━━━━━ QUOTED PASSAGE
Have you looked into religious beliefs such as judiasm? They bless the animal and then they are slain as humanely as possible and they are handled in a much more clean and respectable manner.
I would tend to argue that it’s more likely that plants have “survival” mechanisms, whether tangible defenses or rapid procreation, simply due to natural selection. Basically, plants not well suited to surviving were eliminated over time, while plants with traits suited to position themselves for long-term survival did survive. This view implies that plants don’t have an actual innate desire to survive, per se, but have either survived or become extinct due to cause and effect regarding natural events. Human and animal survival instincts are a bit more complicated, but having no knowledge of the subject, I would just have to guess that survival instinct in sentient species is also a result of natural selection that evolved very early and was very prominent, due to.. well, it’s clear that an individual who really wants to survive is more likely to than an individual that doesn’t.
━━━━━━━━━━
━━━━━ DATA FOR ANALYSIS
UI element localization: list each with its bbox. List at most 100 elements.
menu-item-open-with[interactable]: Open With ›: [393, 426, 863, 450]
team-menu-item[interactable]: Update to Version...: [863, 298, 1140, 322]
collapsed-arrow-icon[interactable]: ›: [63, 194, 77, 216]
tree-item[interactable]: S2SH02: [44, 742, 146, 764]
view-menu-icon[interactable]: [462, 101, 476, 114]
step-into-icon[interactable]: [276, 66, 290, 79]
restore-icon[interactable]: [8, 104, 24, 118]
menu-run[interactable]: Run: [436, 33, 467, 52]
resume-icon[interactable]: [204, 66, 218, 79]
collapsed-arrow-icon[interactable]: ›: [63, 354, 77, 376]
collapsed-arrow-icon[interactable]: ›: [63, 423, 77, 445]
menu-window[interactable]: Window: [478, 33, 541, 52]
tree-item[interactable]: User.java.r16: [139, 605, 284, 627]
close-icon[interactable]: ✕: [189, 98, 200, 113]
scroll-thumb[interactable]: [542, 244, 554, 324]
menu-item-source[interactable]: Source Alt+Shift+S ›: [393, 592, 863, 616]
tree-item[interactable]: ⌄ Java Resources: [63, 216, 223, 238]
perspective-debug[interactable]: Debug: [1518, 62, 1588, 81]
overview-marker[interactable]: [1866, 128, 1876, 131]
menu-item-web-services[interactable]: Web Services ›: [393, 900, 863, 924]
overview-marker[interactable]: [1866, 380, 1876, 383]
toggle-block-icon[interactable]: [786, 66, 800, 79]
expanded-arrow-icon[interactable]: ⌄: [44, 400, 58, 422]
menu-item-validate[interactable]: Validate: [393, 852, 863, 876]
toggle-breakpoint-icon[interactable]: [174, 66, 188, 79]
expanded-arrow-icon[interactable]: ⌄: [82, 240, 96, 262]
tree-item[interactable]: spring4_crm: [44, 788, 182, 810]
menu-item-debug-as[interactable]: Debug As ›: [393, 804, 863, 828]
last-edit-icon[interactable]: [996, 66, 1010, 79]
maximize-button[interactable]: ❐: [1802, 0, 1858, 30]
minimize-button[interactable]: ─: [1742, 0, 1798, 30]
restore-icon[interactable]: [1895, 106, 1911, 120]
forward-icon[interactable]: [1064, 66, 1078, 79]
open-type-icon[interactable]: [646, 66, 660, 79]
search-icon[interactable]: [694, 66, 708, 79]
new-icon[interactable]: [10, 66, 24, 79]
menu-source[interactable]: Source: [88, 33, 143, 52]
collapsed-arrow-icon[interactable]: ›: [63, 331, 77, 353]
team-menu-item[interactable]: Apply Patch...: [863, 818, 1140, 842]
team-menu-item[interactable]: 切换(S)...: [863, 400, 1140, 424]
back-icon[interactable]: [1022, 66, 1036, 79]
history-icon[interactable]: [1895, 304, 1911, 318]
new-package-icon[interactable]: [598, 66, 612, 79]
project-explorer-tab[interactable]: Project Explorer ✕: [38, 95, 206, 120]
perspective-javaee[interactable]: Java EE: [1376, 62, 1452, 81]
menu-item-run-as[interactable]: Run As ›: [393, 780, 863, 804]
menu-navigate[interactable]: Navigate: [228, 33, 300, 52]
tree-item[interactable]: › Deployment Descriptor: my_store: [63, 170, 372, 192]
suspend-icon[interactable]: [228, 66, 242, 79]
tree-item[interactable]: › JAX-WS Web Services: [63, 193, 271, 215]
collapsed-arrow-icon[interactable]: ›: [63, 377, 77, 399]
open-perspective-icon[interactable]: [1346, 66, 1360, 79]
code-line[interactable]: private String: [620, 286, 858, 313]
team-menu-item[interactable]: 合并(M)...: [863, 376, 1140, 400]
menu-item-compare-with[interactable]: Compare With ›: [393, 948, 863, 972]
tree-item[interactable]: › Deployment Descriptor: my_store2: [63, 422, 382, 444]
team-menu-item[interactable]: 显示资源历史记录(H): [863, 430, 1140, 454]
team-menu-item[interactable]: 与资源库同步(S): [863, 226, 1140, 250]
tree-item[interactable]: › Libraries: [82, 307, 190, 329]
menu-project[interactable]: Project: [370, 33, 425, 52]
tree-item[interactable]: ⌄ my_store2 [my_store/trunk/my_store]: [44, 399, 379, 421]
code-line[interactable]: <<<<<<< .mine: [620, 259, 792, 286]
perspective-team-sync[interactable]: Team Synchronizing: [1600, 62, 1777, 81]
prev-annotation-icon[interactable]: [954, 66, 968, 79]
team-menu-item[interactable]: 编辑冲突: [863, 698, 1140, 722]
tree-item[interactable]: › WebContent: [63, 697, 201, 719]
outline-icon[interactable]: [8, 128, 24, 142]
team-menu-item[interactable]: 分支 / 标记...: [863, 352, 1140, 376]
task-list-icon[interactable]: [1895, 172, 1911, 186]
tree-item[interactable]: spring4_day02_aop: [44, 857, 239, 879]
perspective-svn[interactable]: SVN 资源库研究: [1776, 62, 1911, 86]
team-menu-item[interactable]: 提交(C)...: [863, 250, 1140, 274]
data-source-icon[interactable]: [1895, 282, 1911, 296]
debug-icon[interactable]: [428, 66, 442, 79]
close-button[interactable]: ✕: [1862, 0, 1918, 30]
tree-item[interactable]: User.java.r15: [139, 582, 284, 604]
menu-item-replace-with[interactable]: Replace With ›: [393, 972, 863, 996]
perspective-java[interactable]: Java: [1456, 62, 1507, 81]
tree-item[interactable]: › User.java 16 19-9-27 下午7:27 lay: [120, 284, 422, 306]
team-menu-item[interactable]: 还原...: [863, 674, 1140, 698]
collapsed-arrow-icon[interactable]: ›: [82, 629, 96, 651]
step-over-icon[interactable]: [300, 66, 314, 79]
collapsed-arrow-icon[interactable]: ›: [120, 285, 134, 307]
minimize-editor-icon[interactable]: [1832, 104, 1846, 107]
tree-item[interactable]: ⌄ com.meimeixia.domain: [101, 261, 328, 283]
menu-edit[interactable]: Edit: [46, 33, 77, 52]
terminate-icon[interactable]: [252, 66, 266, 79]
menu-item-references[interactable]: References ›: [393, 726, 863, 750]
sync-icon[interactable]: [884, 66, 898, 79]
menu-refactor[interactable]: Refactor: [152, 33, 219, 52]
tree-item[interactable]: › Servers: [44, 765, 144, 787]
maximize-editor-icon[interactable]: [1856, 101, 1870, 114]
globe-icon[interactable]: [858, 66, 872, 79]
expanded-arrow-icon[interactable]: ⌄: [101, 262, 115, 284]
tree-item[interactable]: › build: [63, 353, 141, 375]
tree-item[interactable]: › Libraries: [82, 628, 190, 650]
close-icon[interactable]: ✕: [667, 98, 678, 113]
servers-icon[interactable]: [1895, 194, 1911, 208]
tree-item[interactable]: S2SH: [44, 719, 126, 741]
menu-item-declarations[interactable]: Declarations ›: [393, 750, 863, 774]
━━━━━━━━━━
DESCRIPTION OF THE TASK ▸
In the text on survival instincts, what happened to plants not well suited to surviving?

ANSWER BELOW ▸
They were eliminated over time.